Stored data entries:
======
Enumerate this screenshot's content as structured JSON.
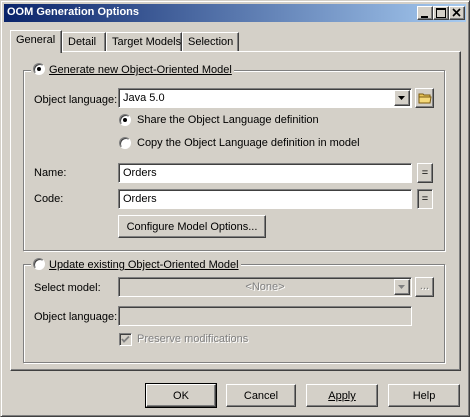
{
  "window": {
    "title": "OOM Generation Options"
  },
  "tabs": [
    {
      "label": "General",
      "active": true
    },
    {
      "label": "Detail",
      "active": false
    },
    {
      "label": "Target Models",
      "active": false
    },
    {
      "label": "Selection",
      "active": false
    }
  ],
  "generate_group": {
    "radio_label": "Generate new Object-Oriented Model",
    "radio_checked": true,
    "object_language_label": "Object language:",
    "object_language_value": "Java 5.0",
    "share_radio_label": "Share the Object Language definition",
    "share_checked": true,
    "copy_radio_label": "Copy the Object Language definition in model",
    "copy_checked": false,
    "name_label": "Name:",
    "name_value": "Orders",
    "name_eq_button": "=",
    "code_label": "Code:",
    "code_value": "Orders",
    "code_eq_button": "=",
    "configure_button": "Configure Model Options..."
  },
  "update_group": {
    "radio_label": "Update existing Object-Oriented Model",
    "radio_checked": false,
    "select_model_label": "Select model:",
    "select_model_value": "<None>",
    "browse_button": "...",
    "object_language_label": "Object language:",
    "object_language_value": "",
    "preserve_label": "Preserve modifications",
    "preserve_checked": true
  },
  "footer": {
    "ok": "OK",
    "cancel": "Cancel",
    "apply": "Apply",
    "help": "Help"
  },
  "colors": {
    "face": "#d4d0c8",
    "title_start": "#0a246a",
    "title_end": "#a6caf0",
    "disabled_text": "#808080"
  }
}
======
Reproduce each line word for word and drop the pictures.

# Solution below:
Enumerate this screenshot's content as structured JSON.
{
  "window": {
    "title": "OOM Generation Options"
  },
  "tabs": [
    {
      "label": "General",
      "active": true
    },
    {
      "label": "Detail",
      "active": false
    },
    {
      "label": "Target Models",
      "active": false
    },
    {
      "label": "Selection",
      "active": false
    }
  ],
  "generate_group": {
    "radio_label": "Generate new Object-Oriented Model",
    "radio_checked": true,
    "object_language_label": "Object language:",
    "object_language_value": "Java 5.0",
    "share_radio_label": "Share the Object Language definition",
    "share_checked": true,
    "copy_radio_label": "Copy the Object Language definition in model",
    "copy_checked": false,
    "name_label": "Name:",
    "name_value": "Orders",
    "name_eq_button": "=",
    "code_label": "Code:",
    "code_value": "Orders",
    "code_eq_button": "=",
    "configure_button": "Configure Model Options..."
  },
  "update_group": {
    "radio_label": "Update existing Object-Oriented Model",
    "radio_checked": false,
    "select_model_label": "Select model:",
    "select_model_value": "<None>",
    "browse_button": "...",
    "object_language_label": "Object language:",
    "object_language_value": "",
    "preserve_label": "Preserve modifications",
    "preserve_checked": true
  },
  "footer": {
    "ok": "OK",
    "cancel": "Cancel",
    "apply": "Apply",
    "help": "Help"
  },
  "colors": {
    "face": "#d4d0c8",
    "title_start": "#0a246a",
    "title_end": "#a6caf0",
    "disabled_text": "#808080"
  }
}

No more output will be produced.